__Goal__:
Copy every entry word for word. Skip the pictures.

———

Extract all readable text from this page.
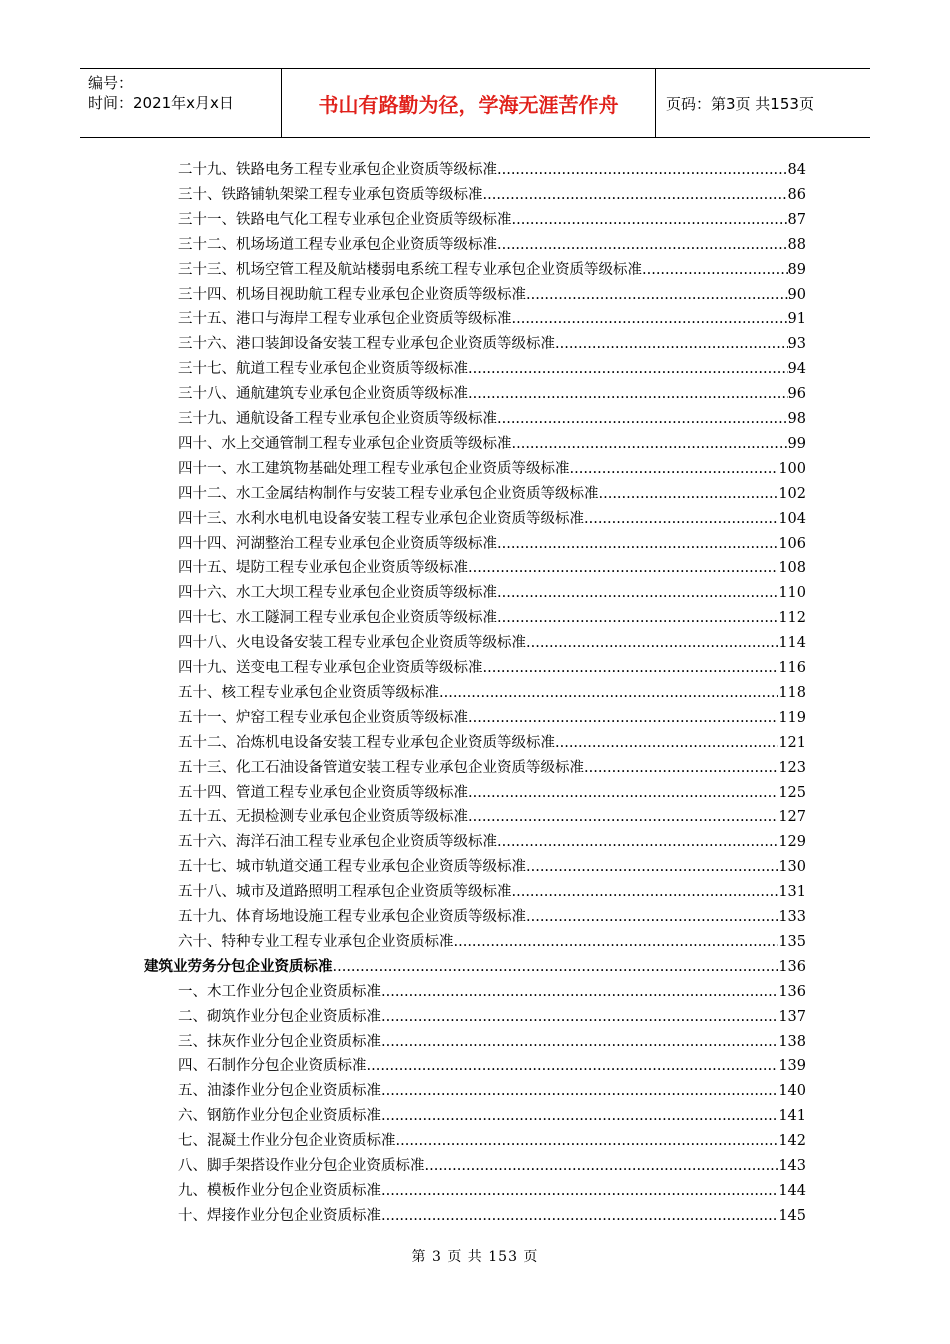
编号：
时间：2021年x月x日	书山有路勤为径，学海无涯苦作舟	页码：第3页 共153页
二十九、铁路电务工程专业承包企业资质等级标准 .....	84
三十、铁路铺轨架梁工程专业承包资质等级标准 .....	86
三十一、铁路电气化工程专业承包企业资质等级标准 .....	87
三十二、机场场道工程专业承包企业资质等级标准 .....	88
三十三、机场空管工程及航站楼弱电系统工程专业承包企业资质等级标准 .....	89
三十四、机场目视助航工程专业承包企业资质等级标准 .....	90
三十五、港口与海岸工程专业承包企业资质等级标准 .....	91
三十六、港口装卸设备安装工程专业承包企业资质等级标准 .....	93
三十七、航道工程专业承包企业资质等级标准 .....	94
三十八、通航建筑专业承包企业资质等级标准 .....	96
三十九、通航设备工程专业承包企业资质等级标准 .....	98
四十、水上交通管制工程专业承包企业资质等级标准 .....	99
四十一、水工建筑物基础处理工程专业承包企业资质等级标准 .....	100
四十二、水工金属结构制作与安装工程专业承包企业资质等级标准 .....	102
四十三、水利水电机电设备安装工程专业承包企业资质等级标准 .....	104
四十四、河湖整治工程专业承包企业资质等级标准 .....	106
四十五、堤防工程专业承包企业资质等级标准 .....	108
四十六、水工大坝工程专业承包企业资质等级标准 .....	110
四十七、水工隧洞工程专业承包企业资质等级标准 .....	112
四十八、火电设备安装工程专业承包企业资质等级标准 .....	114
四十九、送变电工程专业承包企业资质等级标准 .....	116
五十、核工程专业承包企业资质等级标准 .....	118
五十一、炉窑工程专业承包企业资质等级标准 .....	119
五十二、冶炼机电设备安装工程专业承包企业资质等级标准 .....	121
五十三、化工石油设备管道安装工程专业承包企业资质等级标准 .....	123
五十四、管道工程专业承包企业资质等级标准 .....	125
五十五、无损检测专业承包企业资质等级标准 .....	127
五十六、海洋石油工程专业承包企业资质等级标准 .....	129
五十七、城市轨道交通工程专业承包企业资质等级标准 .....	130
五十八、城市及道路照明工程承包企业资质等级标准 .....	131
五十九、体育场地设施工程专业承包企业资质等级标准 .....	133
六十、特种专业工程专业承包企业资质标准 .....	135
建筑业劳务分包企业资质标准 .....	136
一、木工作业分包企业资质标准 .....	136
二、砌筑作业分包企业资质标准 .....	137
三、抹灰作业分包企业资质标准 .....	138
四、石制作分包企业资质标准 .....	139
五、油漆作业分包企业资质标准 .....	140
六、钢筋作业分包企业资质标准 .....	141
七、混凝土作业分包企业资质标准 .....	142
八、脚手架搭设作业分包企业资质标准 .....	143
九、模板作业分包企业资质标准 .....	144
十、焊接作业分包企业资质标准 .....	145
第 3 页 共 153 页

———

__Written solution__:
Extract all readable text from this page.
编号：
时间：2021年x月x日	书山有路勤为径，学海无涯苦作舟	页码：第3页 共153页
二十九、铁路电务工程专业承包企业资质等级标准 .....	84
三十、铁路铺轨架梁工程专业承包资质等级标准 .....	86
三十一、铁路电气化工程专业承包企业资质等级标准 .....	87
三十二、机场场道工程专业承包企业资质等级标准 .....	88
三十三、机场空管工程及航站楼弱电系统工程专业承包企业资质等级标准 .....	89
三十四、机场目视助航工程专业承包企业资质等级标准 .....	90
三十五、港口与海岸工程专业承包企业资质等级标准 .....	91
三十六、港口装卸设备安装工程专业承包企业资质等级标准 .....	93
三十七、航道工程专业承包企业资质等级标准 .....	94
三十八、通航建筑专业承包企业资质等级标准 .....	96
三十九、通航设备工程专业承包企业资质等级标准 .....	98
四十、水上交通管制工程专业承包企业资质等级标准 .....	99
四十一、水工建筑物基础处理工程专业承包企业资质等级标准 .....	100
四十二、水工金属结构制作与安装工程专业承包企业资质等级标准 .....	102
四十三、水利水电机电设备安装工程专业承包企业资质等级标准 .....	104
四十四、河湖整治工程专业承包企业资质等级标准 .....	106
四十五、堤防工程专业承包企业资质等级标准 .....	108
四十六、水工大坝工程专业承包企业资质等级标准 .....	110
四十七、水工隧洞工程专业承包企业资质等级标准 .....	112
四十八、火电设备安装工程专业承包企业资质等级标准 .....	114
四十九、送变电工程专业承包企业资质等级标准 .....	116
五十、核工程专业承包企业资质等级标准 .....	118
五十一、炉窑工程专业承包企业资质等级标准 .....	119
五十二、冶炼机电设备安装工程专业承包企业资质等级标准 .....	121
五十三、化工石油设备管道安装工程专业承包企业资质等级标准 .....	123
五十四、管道工程专业承包企业资质等级标准 .....	125
五十五、无损检测专业承包企业资质等级标准 .....	127
五十六、海洋石油工程专业承包企业资质等级标准 .....	129
五十七、城市轨道交通工程专业承包企业资质等级标准 .....	130
五十八、城市及道路照明工程承包企业资质等级标准 .....	131
五十九、体育场地设施工程专业承包企业资质等级标准 .....	133
六十、特种专业工程专业承包企业资质标准 .....	135
建筑业劳务分包企业资质标准 .....	136
一、木工作业分包企业资质标准 .....	136
二、砌筑作业分包企业资质标准 .....	137
三、抹灰作业分包企业资质标准 .....	138
四、石制作分包企业资质标准 .....	139
五、油漆作业分包企业资质标准 .....	140
六、钢筋作业分包企业资质标准 .....	141
七、混凝土作业分包企业资质标准 .....	142
八、脚手架搭设作业分包企业资质标准 .....	143
九、模板作业分包企业资质标准 .....	144
十、焊接作业分包企业资质标准 .....	145
第 3 页 共 153 页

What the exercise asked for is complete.